• Records for the task:
= = = = =

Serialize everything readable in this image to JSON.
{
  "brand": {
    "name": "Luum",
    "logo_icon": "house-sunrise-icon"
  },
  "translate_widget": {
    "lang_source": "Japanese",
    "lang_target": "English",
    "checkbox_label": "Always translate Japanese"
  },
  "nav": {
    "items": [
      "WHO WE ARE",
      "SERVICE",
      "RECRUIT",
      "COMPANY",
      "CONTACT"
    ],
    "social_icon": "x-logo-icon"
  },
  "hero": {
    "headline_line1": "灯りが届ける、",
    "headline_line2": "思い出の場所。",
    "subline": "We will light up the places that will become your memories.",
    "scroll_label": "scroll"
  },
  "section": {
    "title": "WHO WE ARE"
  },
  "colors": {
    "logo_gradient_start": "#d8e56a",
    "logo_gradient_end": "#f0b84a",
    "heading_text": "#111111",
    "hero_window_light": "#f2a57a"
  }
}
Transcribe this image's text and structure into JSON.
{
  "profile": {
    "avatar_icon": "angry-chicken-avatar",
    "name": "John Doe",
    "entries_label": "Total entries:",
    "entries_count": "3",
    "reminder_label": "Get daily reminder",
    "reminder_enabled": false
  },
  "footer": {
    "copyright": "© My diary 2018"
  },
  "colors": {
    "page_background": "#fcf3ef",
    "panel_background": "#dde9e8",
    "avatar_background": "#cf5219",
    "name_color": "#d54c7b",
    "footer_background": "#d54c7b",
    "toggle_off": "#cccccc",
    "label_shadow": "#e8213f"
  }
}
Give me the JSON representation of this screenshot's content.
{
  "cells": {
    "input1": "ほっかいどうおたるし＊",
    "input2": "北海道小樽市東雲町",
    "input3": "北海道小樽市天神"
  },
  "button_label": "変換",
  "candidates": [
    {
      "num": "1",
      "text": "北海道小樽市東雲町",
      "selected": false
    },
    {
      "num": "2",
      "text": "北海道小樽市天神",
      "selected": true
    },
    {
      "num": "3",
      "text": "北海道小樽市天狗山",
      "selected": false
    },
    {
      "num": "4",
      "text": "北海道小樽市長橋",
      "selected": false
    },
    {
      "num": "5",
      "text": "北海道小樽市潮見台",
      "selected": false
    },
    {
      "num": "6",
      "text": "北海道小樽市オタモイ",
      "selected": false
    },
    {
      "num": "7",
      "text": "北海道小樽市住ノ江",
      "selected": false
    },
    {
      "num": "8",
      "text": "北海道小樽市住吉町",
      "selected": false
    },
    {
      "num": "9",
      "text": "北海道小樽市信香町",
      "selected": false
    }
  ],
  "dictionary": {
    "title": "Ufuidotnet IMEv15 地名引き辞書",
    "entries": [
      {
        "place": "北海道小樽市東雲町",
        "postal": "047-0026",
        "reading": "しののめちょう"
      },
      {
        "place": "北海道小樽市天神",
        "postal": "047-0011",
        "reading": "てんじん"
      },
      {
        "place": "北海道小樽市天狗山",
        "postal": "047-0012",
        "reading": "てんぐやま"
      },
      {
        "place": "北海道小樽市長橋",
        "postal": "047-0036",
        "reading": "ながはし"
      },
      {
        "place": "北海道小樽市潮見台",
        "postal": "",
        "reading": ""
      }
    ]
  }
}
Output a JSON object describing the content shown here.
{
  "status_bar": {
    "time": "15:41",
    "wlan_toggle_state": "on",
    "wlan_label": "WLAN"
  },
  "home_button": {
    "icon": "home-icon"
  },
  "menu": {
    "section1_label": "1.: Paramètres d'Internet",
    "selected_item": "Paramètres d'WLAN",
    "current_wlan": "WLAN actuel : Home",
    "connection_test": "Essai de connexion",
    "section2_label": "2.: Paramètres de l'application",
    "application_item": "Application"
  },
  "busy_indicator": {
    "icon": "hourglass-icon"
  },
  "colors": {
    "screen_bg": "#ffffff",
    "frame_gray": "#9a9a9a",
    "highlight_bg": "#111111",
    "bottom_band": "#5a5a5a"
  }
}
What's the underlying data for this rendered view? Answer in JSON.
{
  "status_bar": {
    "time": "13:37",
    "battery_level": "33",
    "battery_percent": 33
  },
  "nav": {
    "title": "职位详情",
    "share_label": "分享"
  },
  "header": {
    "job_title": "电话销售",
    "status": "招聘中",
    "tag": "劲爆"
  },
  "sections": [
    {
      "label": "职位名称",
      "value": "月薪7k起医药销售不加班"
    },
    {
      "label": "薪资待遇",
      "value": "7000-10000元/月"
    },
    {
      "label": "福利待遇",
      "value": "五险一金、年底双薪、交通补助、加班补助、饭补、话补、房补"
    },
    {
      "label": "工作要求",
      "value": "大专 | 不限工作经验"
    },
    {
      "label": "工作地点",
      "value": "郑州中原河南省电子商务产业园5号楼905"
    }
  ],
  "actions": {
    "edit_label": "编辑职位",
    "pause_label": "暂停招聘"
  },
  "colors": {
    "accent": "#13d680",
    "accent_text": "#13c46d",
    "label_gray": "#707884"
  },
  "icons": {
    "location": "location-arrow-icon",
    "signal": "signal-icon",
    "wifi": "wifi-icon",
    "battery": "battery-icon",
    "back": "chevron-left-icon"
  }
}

= = = = =

• Objective: Return each line of the data exactly as written above.

• Task result:
Serialize everything readable in this image to JSON.
{
  "brand": {
    "name": "Luum",
    "logo_icon": "house-sunrise-icon"
  },
  "translate_widget": {
    "lang_source": "Japanese",
    "lang_target": "English",
    "checkbox_label": "Always translate Japanese"
  },
  "nav": {
    "items": [
      "WHO WE ARE",
      "SERVICE",
      "RECRUIT",
      "COMPANY",
      "CONTACT"
    ],
    "social_icon": "x-logo-icon"
  },
  "hero": {
    "headline_line1": "灯りが届ける、",
    "headline_line2": "思い出の場所。",
    "subline": "We will light up the places that will become your memories.",
    "scroll_label": "scroll"
  },
  "section": {
    "title": "WHO WE ARE"
  },
  "colors": {
    "logo_gradient_start": "#d8e56a",
    "logo_gradient_end": "#f0b84a",
    "heading_text": "#111111",
    "hero_window_light": "#f2a57a"
  }
}
Transcribe this image's text and structure into JSON.
{
  "profile": {
    "avatar_icon": "angry-chicken-avatar",
    "name": "John Doe",
    "entries_label": "Total entries:",
    "entries_count": "3",
    "reminder_label": "Get daily reminder",
    "reminder_enabled": false
  },
  "footer": {
    "copyright": "© My diary 2018"
  },
  "colors": {
    "page_background": "#fcf3ef",
    "panel_background": "#dde9e8",
    "avatar_background": "#cf5219",
    "name_color": "#d54c7b",
    "footer_background": "#d54c7b",
    "toggle_off": "#cccccc",
    "label_shadow": "#e8213f"
  }
}
Give me the JSON representation of this screenshot's content.
{
  "cells": {
    "input1": "ほっかいどうおたるし＊",
    "input2": "北海道小樽市東雲町",
    "input3": "北海道小樽市天神"
  },
  "button_label": "変換",
  "candidates": [
    {
      "num": "1",
      "text": "北海道小樽市東雲町",
      "selected": false
    },
    {
      "num": "2",
      "text": "北海道小樽市天神",
      "selected": true
    },
    {
      "num": "3",
      "text": "北海道小樽市天狗山",
      "selected": false
    },
    {
      "num": "4",
      "text": "北海道小樽市長橋",
      "selected": false
    },
    {
      "num": "5",
      "text": "北海道小樽市潮見台",
      "selected": false
    },
    {
      "num": "6",
      "text": "北海道小樽市オタモイ",
      "selected": false
    },
    {
      "num": "7",
      "text": "北海道小樽市住ノ江",
      "selected": false
    },
    {
      "num": "8",
      "text": "北海道小樽市住吉町",
      "selected": false
    },
    {
      "num": "9",
      "text": "北海道小樽市信香町",
      "selected": false
    }
  ],
  "dictionary": {
    "title": "Ufuidotnet IMEv15 地名引き辞書",
    "entries": [
      {
        "place": "北海道小樽市東雲町",
        "postal": "047-0026",
        "reading": "しののめちょう"
      },
      {
        "place": "北海道小樽市天神",
        "postal": "047-0011",
        "reading": "てんじん"
      },
      {
        "place": "北海道小樽市天狗山",
        "postal": "047-0012",
        "reading": "てんぐやま"
      },
      {
        "place": "北海道小樽市長橋",
        "postal": "047-0036",
        "reading": "ながはし"
      },
      {
        "place": "北海道小樽市潮見台",
        "postal": "",
        "reading": ""
      }
    ]
  }
}
Output a JSON object describing the content shown here.
{
  "status_bar": {
    "time": "15:41",
    "wlan_toggle_state": "on",
    "wlan_label": "WLAN"
  },
  "home_button": {
    "icon": "home-icon"
  },
  "menu": {
    "section1_label": "1.: Paramètres d'Internet",
    "selected_item": "Paramètres d'WLAN",
    "current_wlan": "WLAN actuel : Home",
    "connection_test": "Essai de connexion",
    "section2_label": "2.: Paramètres de l'application",
    "application_item": "Application"
  },
  "busy_indicator": {
    "icon": "hourglass-icon"
  },
  "colors": {
    "screen_bg": "#ffffff",
    "frame_gray": "#9a9a9a",
    "highlight_bg": "#111111",
    "bottom_band": "#5a5a5a"
  }
}
What's the underlying data for this rendered view? Answer in JSON.
{
  "status_bar": {
    "time": "13:37",
    "battery_level": "33",
    "battery_percent": 33
  },
  "nav": {
    "title": "职位详情",
    "share_label": "分享"
  },
  "header": {
    "job_title": "电话销售",
    "status": "招聘中",
    "tag": "劲爆"
  },
  "sections": [
    {
      "label": "职位名称",
      "value": "月薪7k起医药销售不加班"
    },
    {
      "label": "薪资待遇",
      "value": "7000-10000元/月"
    },
    {
      "label": "福利待遇",
      "value": "五险一金、年底双薪、交通补助、加班补助、饭补、话补、房补"
    },
    {
      "label": "工作要求",
      "value": "大专 | 不限工作经验"
    },
    {
      "label": "工作地点",
      "value": "郑州中原河南省电子商务产业园5号楼905"
    }
  ],
  "actions": {
    "edit_label": "编辑职位",
    "pause_label": "暂停招聘"
  },
  "colors": {
    "accent": "#13d680",
    "accent_text": "#13c46d",
    "label_gray": "#707884"
  },
  "icons": {
    "location": "location-arrow-icon",
    "signal": "signal-icon",
    "wifi": "wifi-icon",
    "battery": "battery-icon",
    "back": "chevron-left-icon"
  }
}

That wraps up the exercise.